▸ STATED TASK:
Each line of the material below that holds the word "true" needs to be copied.

▸ EXTRACTED RECORDS:

###

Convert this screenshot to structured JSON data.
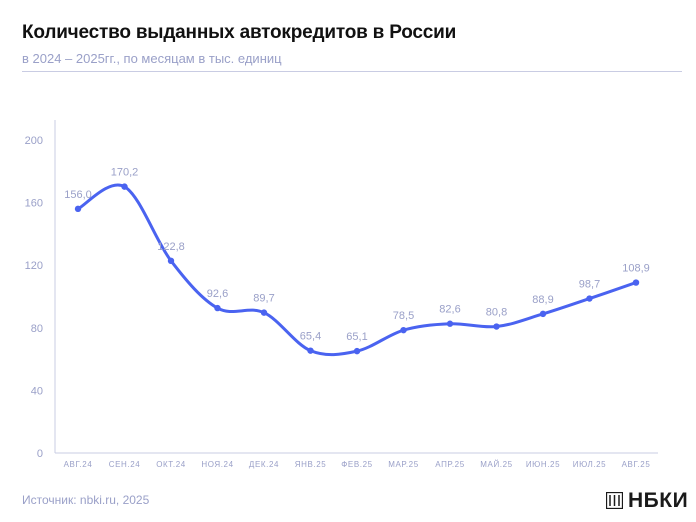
{
  "header": {
    "title": "Количество выданных автокредитов в России",
    "subtitle": "в 2024 – 2025гг., по месяцам в тыс. единиц"
  },
  "footer": {
    "source": "Источник: nbki.ru, 2025",
    "logo_text": "НБКИ"
  },
  "colors": {
    "line": "#4a63f0",
    "grid_axis": "#c9cce3",
    "label": "#9aa0c8"
  },
  "chart_data": {
    "type": "line",
    "categories": [
      "АВГ.24",
      "СЕН.24",
      "ОКТ.24",
      "НОЯ.24",
      "ДЕК.24",
      "ЯНВ.25",
      "ФЕВ.25",
      "МАР.25",
      "АПР.25",
      "МАЙ.25",
      "ИЮН.25",
      "ИЮЛ.25",
      "АВГ.25"
    ],
    "values": [
      156.0,
      170.2,
      122.8,
      92.6,
      89.7,
      65.4,
      65.1,
      78.5,
      82.6,
      80.8,
      88.9,
      98.7,
      108.9
    ],
    "data_labels": [
      "156,0",
      "170,2",
      "122,8",
      "92,6",
      "89,7",
      "65,4",
      "65,1",
      "78,5",
      "82,6",
      "80,8",
      "88,9",
      "98,7",
      "108,9"
    ],
    "yticks": [
      "0",
      "40",
      "80",
      "120",
      "160",
      "200"
    ],
    "ylim": [
      0,
      200
    ],
    "grid": false,
    "smooth": true
  }
}
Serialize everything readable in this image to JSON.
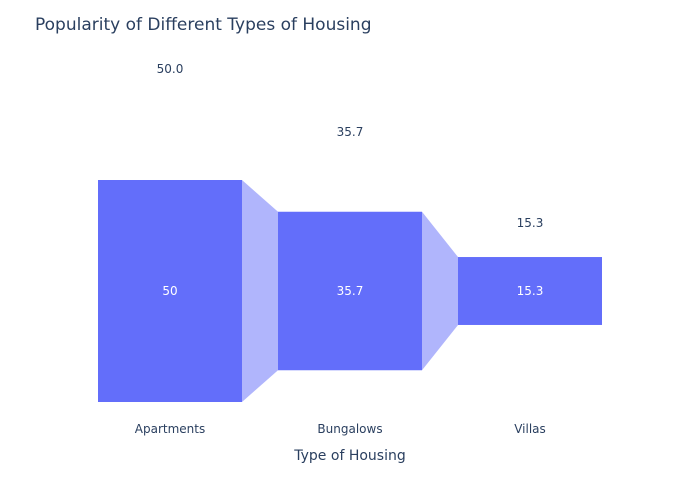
{
  "chart_data": {
    "type": "funnel",
    "title": "Popularity of Different Types of Housing",
    "xlabel": "Type of Housing",
    "categories": [
      "Apartments",
      "Bungalows",
      "Villas"
    ],
    "values": [
      50,
      35.7,
      15.3
    ],
    "outside_labels": [
      "50.0",
      "35.7",
      "15.3"
    ],
    "inside_labels": [
      "50",
      "35.7",
      "15.3"
    ],
    "ylim": [
      0,
      50
    ],
    "colors": {
      "bar": "#636efa",
      "connector": "#b0b5fc",
      "text": "#2a3f5f",
      "inside_text": "#ffffff"
    },
    "grid": false,
    "legend": "none"
  }
}
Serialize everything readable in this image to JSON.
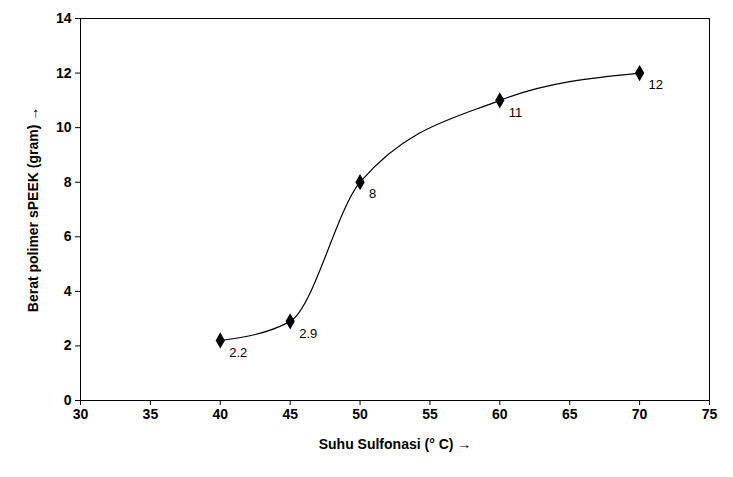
{
  "chart_data": {
    "type": "line",
    "x_label": "Suhu Sulfonasi (° C)",
    "y_label": "Berat polimer sPEEK (gram)",
    "x": [
      40,
      45,
      50,
      60,
      70
    ],
    "values": [
      2.2,
      2.9,
      8,
      11,
      12
    ],
    "color": "#000000",
    "marker": "diamond",
    "line_style": "smooth",
    "data_labels": true,
    "grid": false,
    "xlim": [
      30,
      75
    ],
    "xticks": [
      30,
      35,
      40,
      45,
      50,
      55,
      60,
      65,
      70,
      75
    ],
    "ylim": [
      0,
      14
    ],
    "yticks": [
      0,
      2,
      4,
      6,
      8,
      10,
      12,
      14
    ]
  }
}
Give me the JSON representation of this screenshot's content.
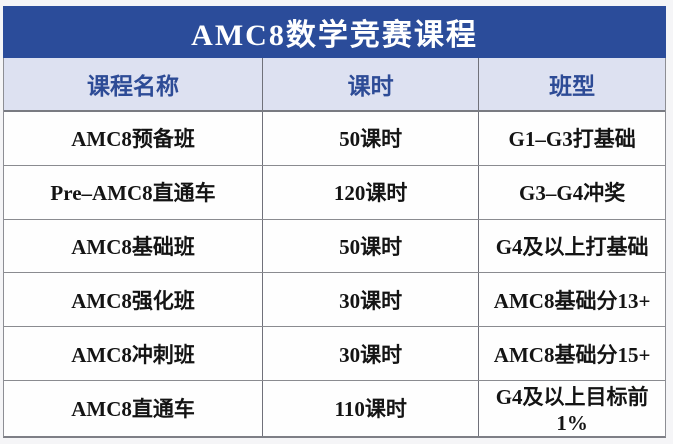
{
  "table": {
    "title": "AMC8数学竞赛课程",
    "columns": [
      "课程名称",
      "课时",
      "班型"
    ],
    "rows": [
      {
        "name": "AMC8预备班",
        "hours": "50课时",
        "type": "G1–G3打基础"
      },
      {
        "name": "Pre–AMC8直通车",
        "hours": "120课时",
        "type": "G3–G4冲奖"
      },
      {
        "name": "AMC8基础班",
        "hours": "50课时",
        "type": "G4及以上打基础"
      },
      {
        "name": "AMC8强化班",
        "hours": "30课时",
        "type": "AMC8基础分13+"
      },
      {
        "name": "AMC8冲刺班",
        "hours": "30课时",
        "type": "AMC8基础分15+"
      },
      {
        "name": "AMC8直通车",
        "hours": "110课时",
        "type": "G4及以上目标前1%"
      }
    ],
    "colors": {
      "title_bg": "#2b4c9a",
      "title_text": "#ffffff",
      "header_bg": "#dde1f1",
      "header_text": "#2d4b96",
      "body_text": "#141414",
      "grid_line": "#8a8b90"
    }
  }
}
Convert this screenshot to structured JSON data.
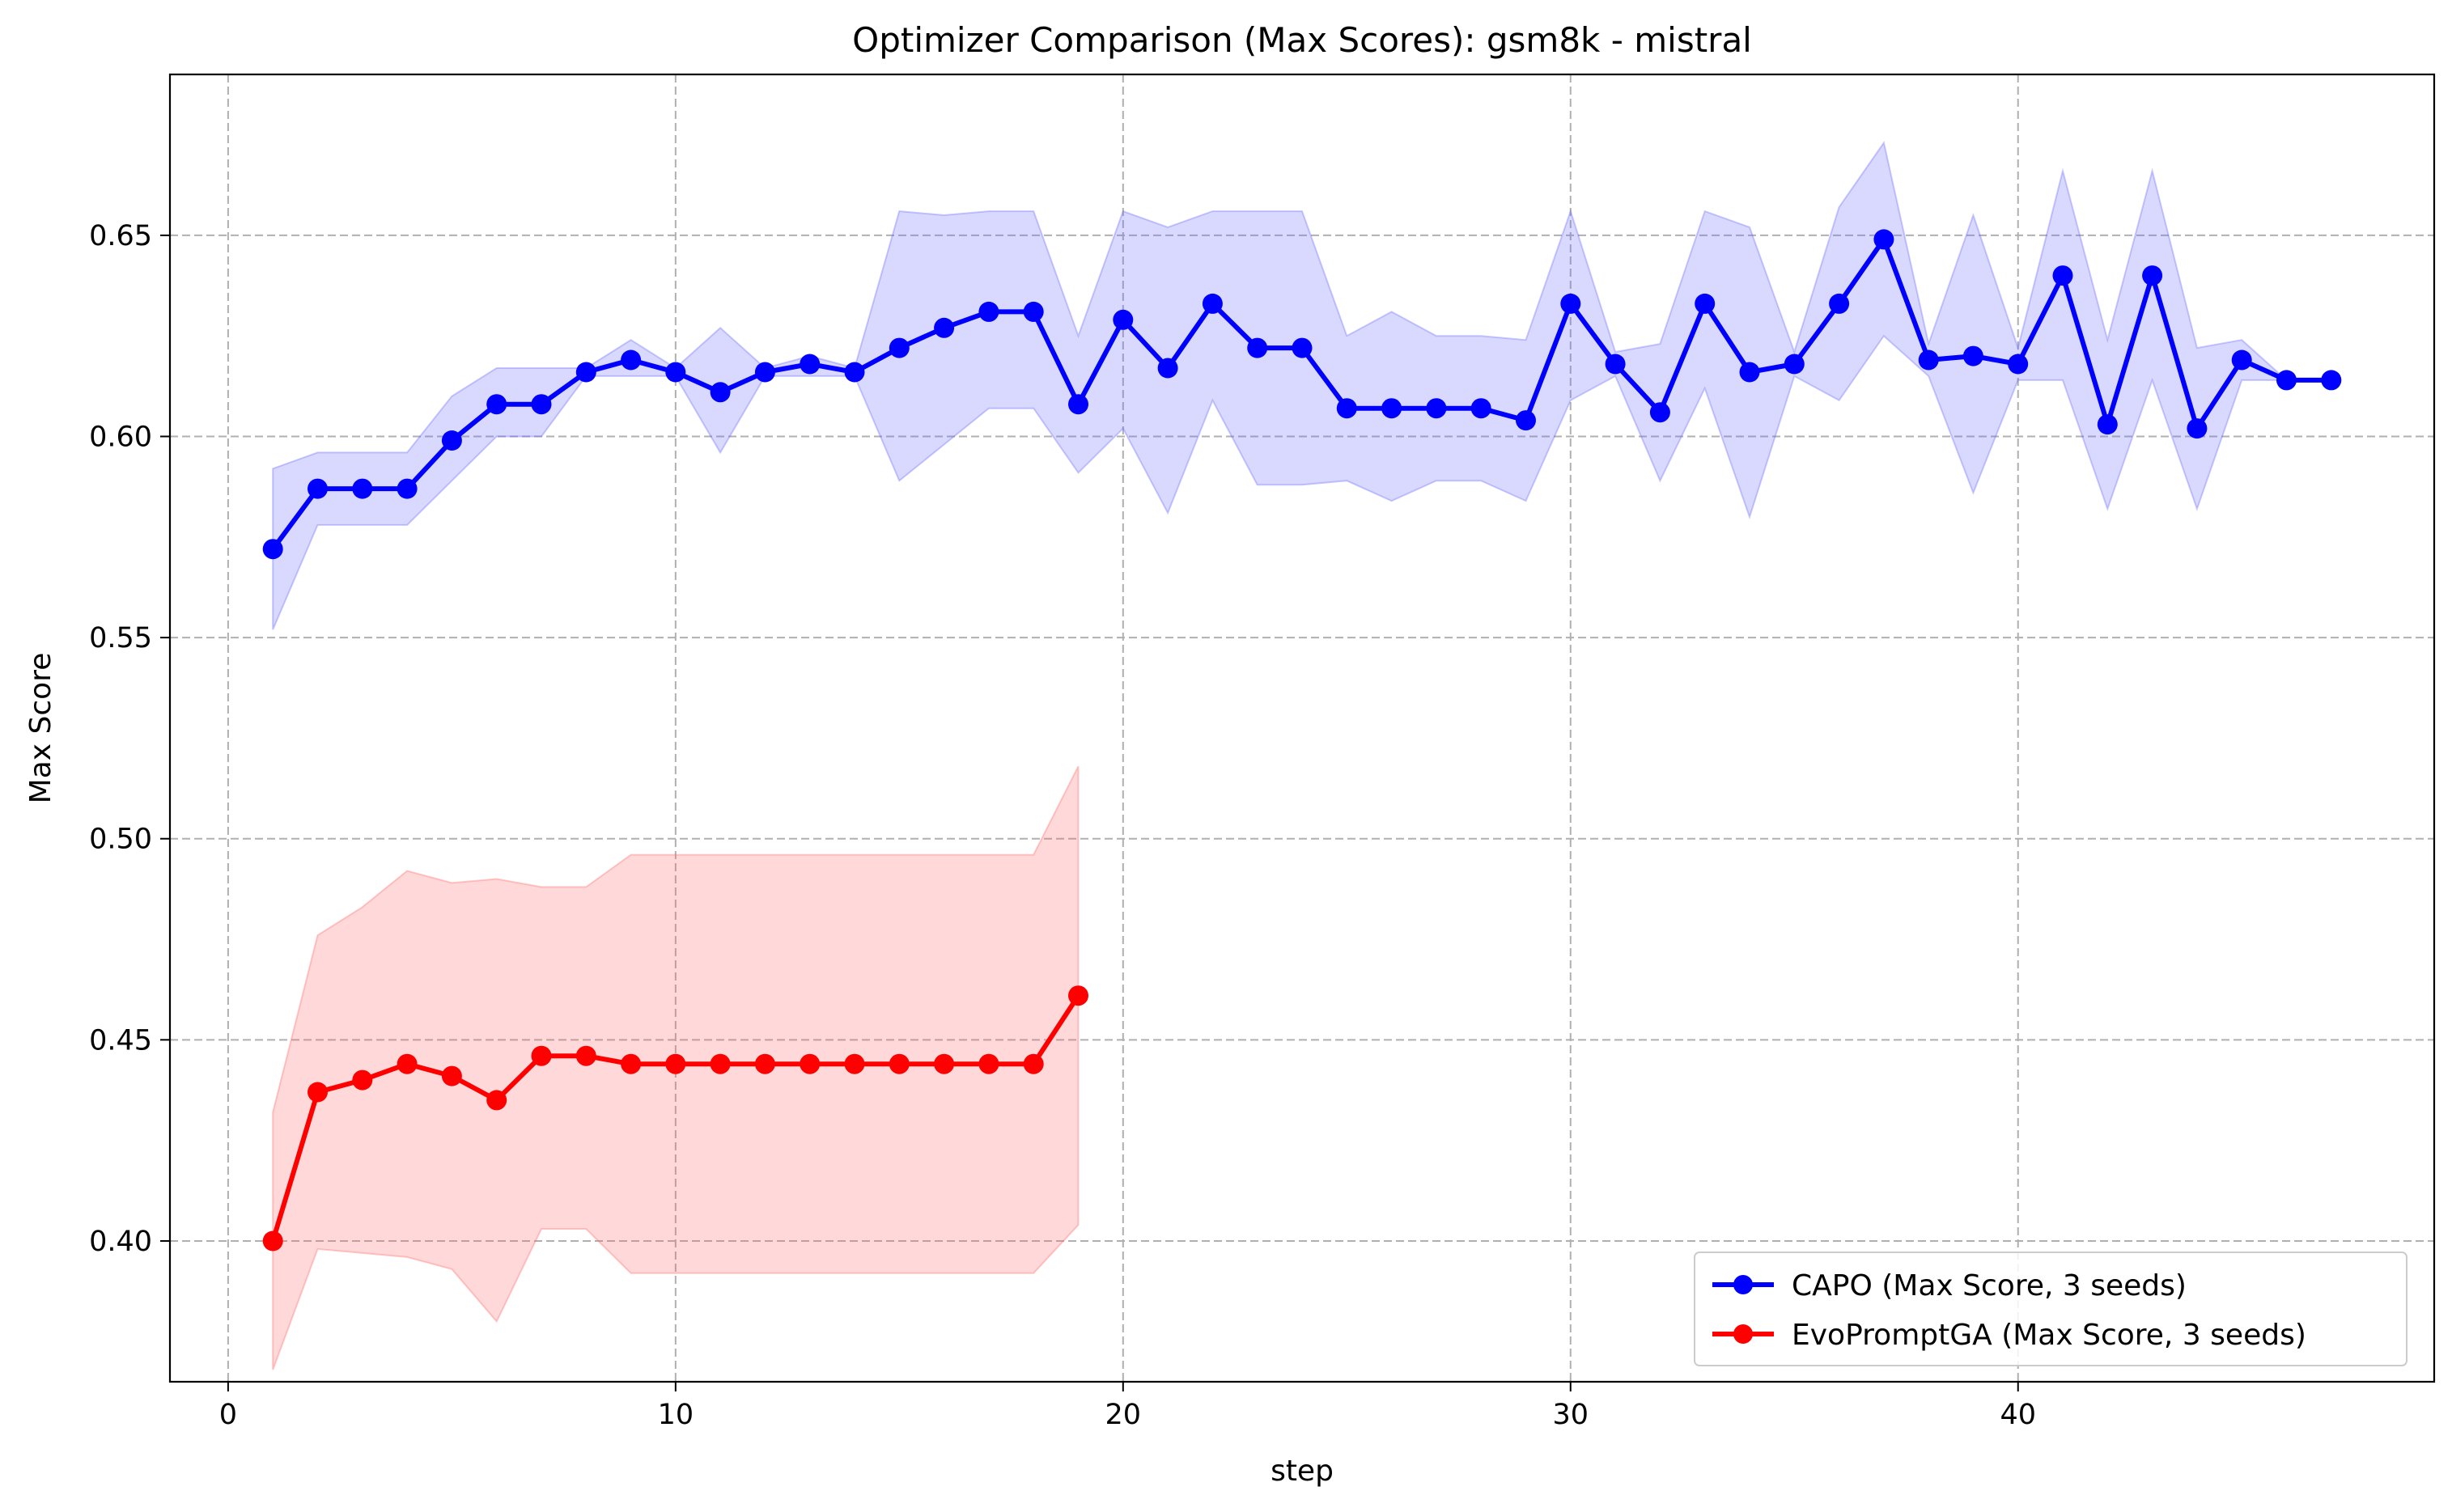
{
  "chart_data": {
    "type": "line",
    "title": "Optimizer Comparison (Max Scores): gsm8k - mistral",
    "xlabel": "step",
    "ylabel": "Max Score",
    "xlim": [
      -1.3,
      49.3
    ],
    "ylim": [
      0.365,
      0.69
    ],
    "xticks": [
      0,
      10,
      20,
      30,
      40
    ],
    "yticks": [
      0.4,
      0.45,
      0.5,
      0.55,
      0.6,
      0.65
    ],
    "xtick_labels": [
      "0",
      "10",
      "20",
      "30",
      "40"
    ],
    "ytick_labels": [
      "0.40",
      "0.45",
      "0.50",
      "0.55",
      "0.60",
      "0.65"
    ],
    "grid": true,
    "legend_position": "lower-right",
    "series": [
      {
        "name": "CAPO (Max Score, 3 seeds)",
        "color": "#0000ff",
        "band_color": "#6666ff",
        "x": [
          1,
          2,
          3,
          4,
          5,
          6,
          7,
          8,
          9,
          10,
          11,
          12,
          13,
          14,
          15,
          16,
          17,
          18,
          19,
          20,
          21,
          22,
          23,
          24,
          25,
          26,
          27,
          28,
          29,
          30,
          31,
          32,
          33,
          34,
          35,
          36,
          37,
          38,
          39,
          40,
          41,
          42,
          43,
          44,
          45,
          46,
          47
        ],
        "y": [
          0.572,
          0.587,
          0.587,
          0.587,
          0.599,
          0.608,
          0.608,
          0.616,
          0.619,
          0.616,
          0.611,
          0.616,
          0.618,
          0.616,
          0.622,
          0.627,
          0.631,
          0.631,
          0.608,
          0.629,
          0.617,
          0.633,
          0.622,
          0.622,
          0.607,
          0.607,
          0.607,
          0.607,
          0.604,
          0.633,
          0.618,
          0.606,
          0.633,
          0.616,
          0.618,
          0.633,
          0.649,
          0.619,
          0.62,
          0.618,
          0.64,
          0.603,
          0.64,
          0.602,
          0.619,
          0.614,
          0.614
        ],
        "lower": [
          0.552,
          0.578,
          0.578,
          0.578,
          0.589,
          0.6,
          0.6,
          0.615,
          0.615,
          0.615,
          0.596,
          0.615,
          0.615,
          0.615,
          0.589,
          0.598,
          0.607,
          0.607,
          0.591,
          0.602,
          0.581,
          0.609,
          0.588,
          0.588,
          0.589,
          0.584,
          0.589,
          0.589,
          0.584,
          0.609,
          0.615,
          0.589,
          0.612,
          0.58,
          0.615,
          0.609,
          0.625,
          0.615,
          0.586,
          0.614,
          0.614,
          0.582,
          0.614,
          0.582,
          0.614,
          0.614,
          0.614
        ],
        "upper": [
          0.592,
          0.596,
          0.596,
          0.596,
          0.61,
          0.617,
          0.617,
          0.617,
          0.624,
          0.617,
          0.627,
          0.617,
          0.62,
          0.617,
          0.656,
          0.655,
          0.656,
          0.656,
          0.625,
          0.656,
          0.652,
          0.656,
          0.656,
          0.656,
          0.625,
          0.631,
          0.625,
          0.625,
          0.624,
          0.656,
          0.621,
          0.623,
          0.656,
          0.652,
          0.621,
          0.657,
          0.673,
          0.623,
          0.655,
          0.622,
          0.666,
          0.624,
          0.666,
          0.622,
          0.624,
          0.614,
          0.614
        ]
      },
      {
        "name": "EvoPromptGA (Max Score, 3 seeds)",
        "color": "#ff0000",
        "band_color": "#ff6666",
        "x": [
          1,
          2,
          3,
          4,
          5,
          6,
          7,
          8,
          9,
          10,
          11,
          12,
          13,
          14,
          15,
          16,
          17,
          18,
          19
        ],
        "y": [
          0.4,
          0.437,
          0.44,
          0.444,
          0.441,
          0.435,
          0.446,
          0.446,
          0.444,
          0.444,
          0.444,
          0.444,
          0.444,
          0.444,
          0.444,
          0.444,
          0.444,
          0.444,
          0.461
        ],
        "lower": [
          0.368,
          0.398,
          0.397,
          0.396,
          0.393,
          0.38,
          0.403,
          0.403,
          0.392,
          0.392,
          0.392,
          0.392,
          0.392,
          0.392,
          0.392,
          0.392,
          0.392,
          0.392,
          0.404
        ],
        "upper": [
          0.432,
          0.476,
          0.483,
          0.492,
          0.489,
          0.49,
          0.488,
          0.488,
          0.496,
          0.496,
          0.496,
          0.496,
          0.496,
          0.496,
          0.496,
          0.496,
          0.496,
          0.496,
          0.518
        ]
      }
    ]
  }
}
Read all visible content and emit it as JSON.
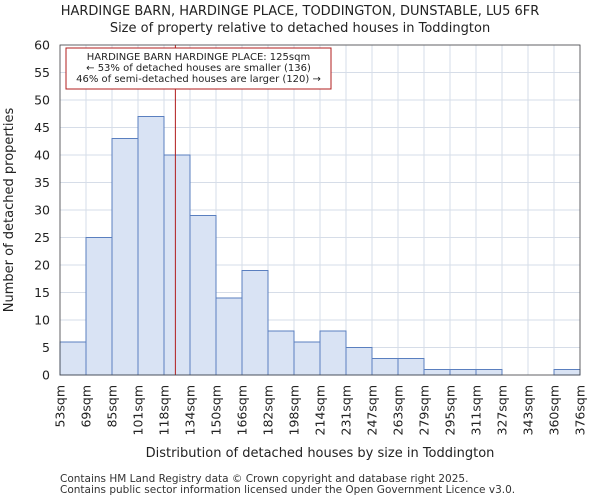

###

▸ SOLUTION FOR THIS PROBLEM:
    "smooth": true
    "data_labels": true,
    "grid": true,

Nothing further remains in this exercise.